_Verilen Problem_. Alıntıya göre yurt içinde bulunan varlıklar vergi dairelerine bildirilirken yatırım fonu katılma payları hangi değerle değerlenecektir?

_Alıntı_.
___

Şirket veya şirket ortaklarına ait olduğu halde şirketin kanuni temsilcileri, ortakları veya vekilleri dışındaki kişilerce tasarruf edilen varlıklar, söz konusu madde hükümleri çerçevesinde şirket adına bildirime konu edilerek madde hükmünden yararlanılabilecektir. Ayrıca, gerçek kişilere ait olduğu halde bu kişilerin ortağı veya kanuni temsilcisi oldukları yurt dışındaki şirketlerce tasarruf edilen varlıkların da ilgili gerçek kişiler adına bildirime konu edilmesi halinde madde hükmünden yararlanılabilmesi mümkündür. Ancak, bildirim dışındaki nedenlerle yapılacak inceleme esnasında söz konusu varlıkların şirket veya şirket ortaklarına ya da gerçek kişilere ait olduğunun ispat edilmesi gerekmektedir.
 

Soru 8: Varlıkların bildirim değeri nasıl hesaplanacaktır?

Yurt içinde bulunan varlıkların vergi dairelerine bildirilmesinde, bildirildiği tarih itibarıyla varlıklar, aşağıdaki değerleme ölçütleri ile değerlenecektir:

a) Türk lirası cinsinden para, itibari (nominal) değeriyle.

b) Altın, rayiç bedeliyle.

c) Döviz, Türkiye Cumhuriyet Merkez Bankası döviz alış kuruyla.

ç) Menkul kıymet ve diğer sermaye piyasası araçlarından;

1) Pay senetleri, varsa borsa rayiciyle, borsa rayici yoksa rayiç bedeliyle, bu bedel tespit edilemiyorsa alış bedeliyle, alış bedeli de belli değilse itibari (nominal) değeriyle.

2) Tahvil, bono, eurobond gibi borçlanma araçları, varsa borsa rayiciyle, borsa rayici yoksa rayiç bedeliyle, bu bedel tespit edilemiyorsa alış bedeliyle, alış bedeli de belli değilse itibari (nominal) değeriyle.

3) Yatırım fonu katılma payları, ilgili piyasasında belirlenmiş kapanış fiyatıyla.

4) Vadeli işlem ve opsiyon sözleşmeleri gibi türev araçlar, varsa borsa rayiciyle, borsa rayici yoksa rayiç bedeliyle, bu bedel tespit edilemiyorsa alış bedeliyle, alış bedeli de belli değilse itibari (nominal) değeriyle.

d) Taşınmazlar, rayiç bedeliyle.

___

_Verilen Veriler_.
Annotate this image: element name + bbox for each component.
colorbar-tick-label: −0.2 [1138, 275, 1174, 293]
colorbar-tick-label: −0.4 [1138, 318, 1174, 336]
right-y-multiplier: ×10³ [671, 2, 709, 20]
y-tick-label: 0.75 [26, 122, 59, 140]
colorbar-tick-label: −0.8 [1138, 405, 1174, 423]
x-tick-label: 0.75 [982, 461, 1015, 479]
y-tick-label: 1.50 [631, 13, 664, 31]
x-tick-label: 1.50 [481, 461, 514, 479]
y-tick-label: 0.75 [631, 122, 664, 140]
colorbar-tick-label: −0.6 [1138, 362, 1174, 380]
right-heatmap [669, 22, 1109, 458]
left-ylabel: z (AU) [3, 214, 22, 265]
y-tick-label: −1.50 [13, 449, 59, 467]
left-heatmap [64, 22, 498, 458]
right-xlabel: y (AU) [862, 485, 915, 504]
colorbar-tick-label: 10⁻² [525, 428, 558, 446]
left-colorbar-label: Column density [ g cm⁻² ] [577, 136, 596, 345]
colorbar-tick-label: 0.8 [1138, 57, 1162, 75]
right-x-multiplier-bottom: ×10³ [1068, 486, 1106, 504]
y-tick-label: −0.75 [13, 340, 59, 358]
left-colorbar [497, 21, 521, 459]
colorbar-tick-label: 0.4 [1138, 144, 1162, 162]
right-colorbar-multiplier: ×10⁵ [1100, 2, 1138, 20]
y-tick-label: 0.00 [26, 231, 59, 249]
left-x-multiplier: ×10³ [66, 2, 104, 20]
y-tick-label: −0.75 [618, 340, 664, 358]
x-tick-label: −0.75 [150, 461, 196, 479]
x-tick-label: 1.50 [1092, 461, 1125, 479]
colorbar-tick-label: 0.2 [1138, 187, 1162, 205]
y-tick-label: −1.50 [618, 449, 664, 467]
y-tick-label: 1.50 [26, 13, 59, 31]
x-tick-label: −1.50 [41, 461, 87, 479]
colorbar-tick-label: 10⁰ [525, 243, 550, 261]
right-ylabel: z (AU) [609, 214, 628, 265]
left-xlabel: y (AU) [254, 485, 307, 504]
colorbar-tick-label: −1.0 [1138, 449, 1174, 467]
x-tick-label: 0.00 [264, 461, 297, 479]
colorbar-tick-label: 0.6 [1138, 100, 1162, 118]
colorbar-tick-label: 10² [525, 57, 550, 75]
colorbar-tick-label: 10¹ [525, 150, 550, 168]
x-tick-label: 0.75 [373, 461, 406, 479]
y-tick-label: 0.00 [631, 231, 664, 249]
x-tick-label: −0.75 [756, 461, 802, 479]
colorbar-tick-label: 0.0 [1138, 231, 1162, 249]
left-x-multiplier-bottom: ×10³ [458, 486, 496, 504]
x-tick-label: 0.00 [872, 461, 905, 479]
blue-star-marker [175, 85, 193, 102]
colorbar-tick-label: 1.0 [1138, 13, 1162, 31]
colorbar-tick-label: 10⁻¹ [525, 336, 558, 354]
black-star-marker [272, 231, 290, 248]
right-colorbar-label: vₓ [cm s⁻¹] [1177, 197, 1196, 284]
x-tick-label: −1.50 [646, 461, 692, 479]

___

_Alıştırmanın Yanıtı_. İlgili piyasasında belirlenmiş kapanış fiyatıyla değerlenecektir.